Could you write out the records below exactly as they appear?
————————
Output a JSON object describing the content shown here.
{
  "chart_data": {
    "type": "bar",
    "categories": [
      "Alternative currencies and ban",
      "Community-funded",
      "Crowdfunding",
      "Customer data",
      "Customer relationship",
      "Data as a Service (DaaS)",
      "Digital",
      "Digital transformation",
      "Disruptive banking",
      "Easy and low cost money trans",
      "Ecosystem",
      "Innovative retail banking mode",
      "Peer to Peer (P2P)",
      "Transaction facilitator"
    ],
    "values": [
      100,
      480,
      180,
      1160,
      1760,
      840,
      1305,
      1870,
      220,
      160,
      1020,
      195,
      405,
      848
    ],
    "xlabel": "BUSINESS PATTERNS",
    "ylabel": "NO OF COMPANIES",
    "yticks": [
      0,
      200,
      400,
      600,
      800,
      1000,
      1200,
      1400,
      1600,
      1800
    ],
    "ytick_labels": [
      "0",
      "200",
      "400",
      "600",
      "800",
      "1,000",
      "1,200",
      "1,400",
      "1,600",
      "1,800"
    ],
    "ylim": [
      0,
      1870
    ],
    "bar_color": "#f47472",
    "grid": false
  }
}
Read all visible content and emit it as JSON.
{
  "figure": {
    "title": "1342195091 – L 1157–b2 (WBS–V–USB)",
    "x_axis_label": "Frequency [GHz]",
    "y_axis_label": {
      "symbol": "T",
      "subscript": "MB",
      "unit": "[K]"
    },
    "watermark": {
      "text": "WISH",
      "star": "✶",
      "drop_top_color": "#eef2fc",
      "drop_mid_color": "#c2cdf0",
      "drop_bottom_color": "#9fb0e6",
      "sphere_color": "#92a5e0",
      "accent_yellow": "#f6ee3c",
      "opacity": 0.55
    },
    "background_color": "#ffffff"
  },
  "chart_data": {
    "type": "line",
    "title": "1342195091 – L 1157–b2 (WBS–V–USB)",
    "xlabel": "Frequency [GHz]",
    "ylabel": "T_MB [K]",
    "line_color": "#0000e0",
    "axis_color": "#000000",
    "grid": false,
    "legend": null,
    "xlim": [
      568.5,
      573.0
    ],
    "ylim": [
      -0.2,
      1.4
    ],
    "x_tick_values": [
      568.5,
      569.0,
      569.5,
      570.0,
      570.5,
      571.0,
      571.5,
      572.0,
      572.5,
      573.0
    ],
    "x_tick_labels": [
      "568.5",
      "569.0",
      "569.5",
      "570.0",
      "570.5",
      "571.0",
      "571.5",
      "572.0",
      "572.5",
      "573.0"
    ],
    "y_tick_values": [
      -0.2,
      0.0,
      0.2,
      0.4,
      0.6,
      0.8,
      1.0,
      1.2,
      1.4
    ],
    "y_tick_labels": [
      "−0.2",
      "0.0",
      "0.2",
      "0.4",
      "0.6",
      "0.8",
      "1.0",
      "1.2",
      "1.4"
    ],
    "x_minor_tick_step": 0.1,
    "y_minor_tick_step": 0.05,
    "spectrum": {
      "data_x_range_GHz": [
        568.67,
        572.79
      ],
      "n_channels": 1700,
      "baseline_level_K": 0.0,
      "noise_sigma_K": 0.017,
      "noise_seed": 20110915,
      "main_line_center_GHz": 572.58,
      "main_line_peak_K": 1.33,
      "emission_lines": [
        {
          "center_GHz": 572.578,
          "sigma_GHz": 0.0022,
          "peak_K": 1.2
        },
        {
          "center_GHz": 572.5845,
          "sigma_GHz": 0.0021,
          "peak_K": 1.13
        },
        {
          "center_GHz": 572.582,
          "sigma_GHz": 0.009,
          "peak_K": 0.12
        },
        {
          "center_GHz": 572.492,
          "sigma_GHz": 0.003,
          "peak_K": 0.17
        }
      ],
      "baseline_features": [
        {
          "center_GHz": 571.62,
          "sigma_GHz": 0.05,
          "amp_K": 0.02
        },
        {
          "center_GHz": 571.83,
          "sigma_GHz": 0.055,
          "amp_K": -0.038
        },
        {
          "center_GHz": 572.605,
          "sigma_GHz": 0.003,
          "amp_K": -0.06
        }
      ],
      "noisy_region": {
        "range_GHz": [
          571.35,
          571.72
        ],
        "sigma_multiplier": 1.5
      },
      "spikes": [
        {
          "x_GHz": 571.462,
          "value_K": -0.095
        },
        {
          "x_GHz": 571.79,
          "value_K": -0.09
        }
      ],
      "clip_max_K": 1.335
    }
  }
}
————————
## EXERCISE RESULT
Output a JSON object describing the content shown here.
{
  "chart_data": {
    "type": "bar",
    "categories": [
      "Alternative currencies and ban",
      "Community-funded",
      "Crowdfunding",
      "Customer data",
      "Customer relationship",
      "Data as a Service (DaaS)",
      "Digital",
      "Digital transformation",
      "Disruptive banking",
      "Easy and low cost money trans",
      "Ecosystem",
      "Innovative retail banking mode",
      "Peer to Peer (P2P)",
      "Transaction facilitator"
    ],
    "values": [
      100,
      480,
      180,
      1160,
      1760,
      840,
      1305,
      1870,
      220,
      160,
      1020,
      195,
      405,
      848
    ],
    "xlabel": "BUSINESS PATTERNS",
    "ylabel": "NO OF COMPANIES",
    "yticks": [
      0,
      200,
      400,
      600,
      800,
      1000,
      1200,
      1400,
      1600,
      1800
    ],
    "ytick_labels": [
      "0",
      "200",
      "400",
      "600",
      "800",
      "1,000",
      "1,200",
      "1,400",
      "1,600",
      "1,800"
    ],
    "ylim": [
      0,
      1870
    ],
    "bar_color": "#f47472",
    "grid": false
  }
}
Read all visible content and emit it as JSON.
{
  "figure": {
    "title": "1342195091 – L 1157–b2 (WBS–V–USB)",
    "x_axis_label": "Frequency [GHz]",
    "y_axis_label": {
      "symbol": "T",
      "subscript": "MB",
      "unit": "[K]"
    },
    "watermark": {
      "text": "WISH",
      "star": "✶",
      "drop_top_color": "#eef2fc",
      "drop_mid_color": "#c2cdf0",
      "drop_bottom_color": "#9fb0e6",
      "sphere_color": "#92a5e0",
      "accent_yellow": "#f6ee3c",
      "opacity": 0.55
    },
    "background_color": "#ffffff"
  },
  "chart_data": {
    "type": "line",
    "title": "1342195091 – L 1157–b2 (WBS–V–USB)",
    "xlabel": "Frequency [GHz]",
    "ylabel": "T_MB [K]",
    "line_color": "#0000e0",
    "axis_color": "#000000",
    "grid": false,
    "legend": null,
    "xlim": [
      568.5,
      573.0
    ],
    "ylim": [
      -0.2,
      1.4
    ],
    "x_tick_values": [
      568.5,
      569.0,
      569.5,
      570.0,
      570.5,
      571.0,
      571.5,
      572.0,
      572.5,
      573.0
    ],
    "x_tick_labels": [
      "568.5",
      "569.0",
      "569.5",
      "570.0",
      "570.5",
      "571.0",
      "571.5",
      "572.0",
      "572.5",
      "573.0"
    ],
    "y_tick_values": [
      -0.2,
      0.0,
      0.2,
      0.4,
      0.6,
      0.8,
      1.0,
      1.2,
      1.4
    ],
    "y_tick_labels": [
      "−0.2",
      "0.0",
      "0.2",
      "0.4",
      "0.6",
      "0.8",
      "1.0",
      "1.2",
      "1.4"
    ],
    "x_minor_tick_step": 0.1,
    "y_minor_tick_step": 0.05,
    "spectrum": {
      "data_x_range_GHz": [
        568.67,
        572.79
      ],
      "n_channels": 1700,
      "baseline_level_K": 0.0,
      "noise_sigma_K": 0.017,
      "noise_seed": 20110915,
      "main_line_center_GHz": 572.58,
      "main_line_peak_K": 1.33,
      "emission_lines": [
        {
          "center_GHz": 572.578,
          "sigma_GHz": 0.0022,
          "peak_K": 1.2
        },
        {
          "center_GHz": 572.5845,
          "sigma_GHz": 0.0021,
          "peak_K": 1.13
        },
        {
          "center_GHz": 572.582,
          "sigma_GHz": 0.009,
          "peak_K": 0.12
        },
        {
          "center_GHz": 572.492,
          "sigma_GHz": 0.003,
          "peak_K": 0.17
        }
      ],
      "baseline_features": [
        {
          "center_GHz": 571.62,
          "sigma_GHz": 0.05,
          "amp_K": 0.02
        },
        {
          "center_GHz": 571.83,
          "sigma_GHz": 0.055,
          "amp_K": -0.038
        },
        {
          "center_GHz": 572.605,
          "sigma_GHz": 0.003,
          "amp_K": -0.06
        }
      ],
      "noisy_region": {
        "range_GHz": [
          571.35,
          571.72
        ],
        "sigma_multiplier": 1.5
      },
      "spikes": [
        {
          "x_GHz": 571.462,
          "value_K": -0.095
        },
        {
          "x_GHz": 571.79,
          "value_K": -0.09
        }
      ],
      "clip_max_K": 1.335
    }
  }
}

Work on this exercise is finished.